### Aim of the task
Search the material for the string "有退休金養老不願意靠子女的老人", then report how many lines hold it, with no other text.

### Records to process
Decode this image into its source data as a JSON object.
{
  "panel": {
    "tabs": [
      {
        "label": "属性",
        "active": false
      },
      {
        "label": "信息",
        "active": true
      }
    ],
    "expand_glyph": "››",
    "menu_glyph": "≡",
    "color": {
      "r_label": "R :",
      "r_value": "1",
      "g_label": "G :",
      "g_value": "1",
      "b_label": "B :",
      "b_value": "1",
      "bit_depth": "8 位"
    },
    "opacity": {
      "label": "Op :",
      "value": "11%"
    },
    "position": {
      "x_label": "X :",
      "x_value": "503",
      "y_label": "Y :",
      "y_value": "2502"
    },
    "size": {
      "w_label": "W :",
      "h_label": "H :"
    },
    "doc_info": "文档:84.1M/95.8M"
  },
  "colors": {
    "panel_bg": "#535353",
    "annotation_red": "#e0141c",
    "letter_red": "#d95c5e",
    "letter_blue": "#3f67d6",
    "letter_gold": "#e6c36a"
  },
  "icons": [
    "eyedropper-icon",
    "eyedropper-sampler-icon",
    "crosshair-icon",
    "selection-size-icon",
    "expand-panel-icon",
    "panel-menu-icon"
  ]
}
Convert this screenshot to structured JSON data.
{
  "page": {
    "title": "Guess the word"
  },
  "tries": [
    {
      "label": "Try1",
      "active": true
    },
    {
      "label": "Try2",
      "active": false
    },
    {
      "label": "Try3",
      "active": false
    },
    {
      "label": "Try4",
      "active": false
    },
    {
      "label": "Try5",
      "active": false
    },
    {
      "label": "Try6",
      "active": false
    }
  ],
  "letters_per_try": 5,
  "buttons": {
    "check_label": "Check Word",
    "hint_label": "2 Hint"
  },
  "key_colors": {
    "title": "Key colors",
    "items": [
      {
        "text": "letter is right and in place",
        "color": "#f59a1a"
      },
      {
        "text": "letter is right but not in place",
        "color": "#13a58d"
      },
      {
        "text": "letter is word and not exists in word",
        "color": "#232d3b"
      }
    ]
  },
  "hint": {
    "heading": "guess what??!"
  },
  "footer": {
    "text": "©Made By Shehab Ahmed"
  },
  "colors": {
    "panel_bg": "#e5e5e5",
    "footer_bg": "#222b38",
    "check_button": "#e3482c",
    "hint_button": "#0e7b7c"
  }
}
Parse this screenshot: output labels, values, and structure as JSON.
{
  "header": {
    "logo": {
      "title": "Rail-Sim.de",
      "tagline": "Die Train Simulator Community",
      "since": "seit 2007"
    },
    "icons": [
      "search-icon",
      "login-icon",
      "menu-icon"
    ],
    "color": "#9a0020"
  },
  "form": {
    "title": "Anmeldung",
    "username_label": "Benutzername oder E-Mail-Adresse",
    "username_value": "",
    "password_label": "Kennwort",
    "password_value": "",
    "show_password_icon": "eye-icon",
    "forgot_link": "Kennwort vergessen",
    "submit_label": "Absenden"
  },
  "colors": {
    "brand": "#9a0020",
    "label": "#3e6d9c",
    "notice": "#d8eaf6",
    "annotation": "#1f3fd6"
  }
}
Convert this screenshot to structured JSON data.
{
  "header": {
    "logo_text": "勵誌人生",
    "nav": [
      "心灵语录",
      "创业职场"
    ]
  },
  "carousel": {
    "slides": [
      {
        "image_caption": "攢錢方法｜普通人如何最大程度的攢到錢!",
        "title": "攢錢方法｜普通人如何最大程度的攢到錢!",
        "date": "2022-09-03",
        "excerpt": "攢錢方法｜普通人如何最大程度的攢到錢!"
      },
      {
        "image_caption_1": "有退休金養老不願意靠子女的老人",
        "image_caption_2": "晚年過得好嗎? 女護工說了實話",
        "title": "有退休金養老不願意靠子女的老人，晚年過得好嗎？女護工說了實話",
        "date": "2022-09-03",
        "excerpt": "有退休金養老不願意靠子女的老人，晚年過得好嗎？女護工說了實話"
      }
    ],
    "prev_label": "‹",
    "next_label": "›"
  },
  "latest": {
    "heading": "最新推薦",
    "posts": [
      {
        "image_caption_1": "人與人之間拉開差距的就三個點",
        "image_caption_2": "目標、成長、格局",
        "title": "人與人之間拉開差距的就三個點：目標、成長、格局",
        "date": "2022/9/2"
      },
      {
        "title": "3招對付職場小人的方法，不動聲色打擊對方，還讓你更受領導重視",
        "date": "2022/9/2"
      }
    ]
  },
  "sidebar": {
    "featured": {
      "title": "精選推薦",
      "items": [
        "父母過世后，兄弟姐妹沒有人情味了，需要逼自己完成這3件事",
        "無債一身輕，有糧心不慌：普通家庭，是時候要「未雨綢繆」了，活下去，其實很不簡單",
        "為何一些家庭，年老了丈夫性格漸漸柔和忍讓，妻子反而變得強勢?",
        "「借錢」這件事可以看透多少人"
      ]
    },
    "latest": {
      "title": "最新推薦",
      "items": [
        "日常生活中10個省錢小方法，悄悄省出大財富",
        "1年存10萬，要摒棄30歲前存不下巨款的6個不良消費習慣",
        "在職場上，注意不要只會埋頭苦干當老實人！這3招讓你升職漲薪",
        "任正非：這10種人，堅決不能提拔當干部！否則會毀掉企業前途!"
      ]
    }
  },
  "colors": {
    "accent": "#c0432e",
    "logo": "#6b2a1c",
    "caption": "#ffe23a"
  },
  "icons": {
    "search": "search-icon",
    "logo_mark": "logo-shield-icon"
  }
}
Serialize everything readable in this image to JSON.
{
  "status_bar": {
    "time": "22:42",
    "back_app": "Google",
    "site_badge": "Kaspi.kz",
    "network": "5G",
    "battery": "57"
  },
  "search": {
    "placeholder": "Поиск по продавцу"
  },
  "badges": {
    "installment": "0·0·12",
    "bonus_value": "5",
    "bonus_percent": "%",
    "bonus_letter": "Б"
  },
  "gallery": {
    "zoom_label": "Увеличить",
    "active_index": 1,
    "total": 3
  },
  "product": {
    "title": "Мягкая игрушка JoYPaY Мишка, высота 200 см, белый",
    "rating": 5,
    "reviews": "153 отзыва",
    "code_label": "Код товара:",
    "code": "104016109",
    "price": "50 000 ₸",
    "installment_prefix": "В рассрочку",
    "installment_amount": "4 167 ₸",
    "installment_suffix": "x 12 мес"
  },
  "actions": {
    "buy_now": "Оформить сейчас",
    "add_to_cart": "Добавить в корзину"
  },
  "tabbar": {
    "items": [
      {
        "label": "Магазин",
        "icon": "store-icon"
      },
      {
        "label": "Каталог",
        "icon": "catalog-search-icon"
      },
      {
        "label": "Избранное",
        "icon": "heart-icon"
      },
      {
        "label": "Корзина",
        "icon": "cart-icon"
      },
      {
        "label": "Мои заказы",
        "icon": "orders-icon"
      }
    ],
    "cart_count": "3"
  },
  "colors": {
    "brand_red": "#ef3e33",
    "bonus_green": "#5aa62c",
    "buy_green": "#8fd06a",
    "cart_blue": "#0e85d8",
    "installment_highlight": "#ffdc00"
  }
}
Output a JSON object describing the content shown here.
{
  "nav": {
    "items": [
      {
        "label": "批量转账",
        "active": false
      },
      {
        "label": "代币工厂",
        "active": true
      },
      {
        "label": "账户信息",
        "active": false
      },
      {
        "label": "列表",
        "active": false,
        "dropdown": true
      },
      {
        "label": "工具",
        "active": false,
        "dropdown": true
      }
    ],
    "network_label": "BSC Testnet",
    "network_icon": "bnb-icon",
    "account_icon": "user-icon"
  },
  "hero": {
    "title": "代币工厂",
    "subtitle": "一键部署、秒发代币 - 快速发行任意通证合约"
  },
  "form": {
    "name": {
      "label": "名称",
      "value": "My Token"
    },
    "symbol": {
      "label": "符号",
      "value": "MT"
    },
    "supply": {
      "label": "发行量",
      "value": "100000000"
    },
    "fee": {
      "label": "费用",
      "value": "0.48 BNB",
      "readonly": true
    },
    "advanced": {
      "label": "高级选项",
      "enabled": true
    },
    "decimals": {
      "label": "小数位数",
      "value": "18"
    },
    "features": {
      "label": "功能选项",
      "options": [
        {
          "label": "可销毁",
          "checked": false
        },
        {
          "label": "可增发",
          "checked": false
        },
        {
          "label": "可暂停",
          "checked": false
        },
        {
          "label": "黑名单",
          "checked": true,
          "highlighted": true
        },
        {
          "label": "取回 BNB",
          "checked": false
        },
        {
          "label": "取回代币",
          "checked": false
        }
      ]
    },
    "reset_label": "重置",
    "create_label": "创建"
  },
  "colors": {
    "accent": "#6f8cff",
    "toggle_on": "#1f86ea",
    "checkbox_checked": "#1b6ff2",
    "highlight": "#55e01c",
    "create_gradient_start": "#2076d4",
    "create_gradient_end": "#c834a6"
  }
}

### Task output
3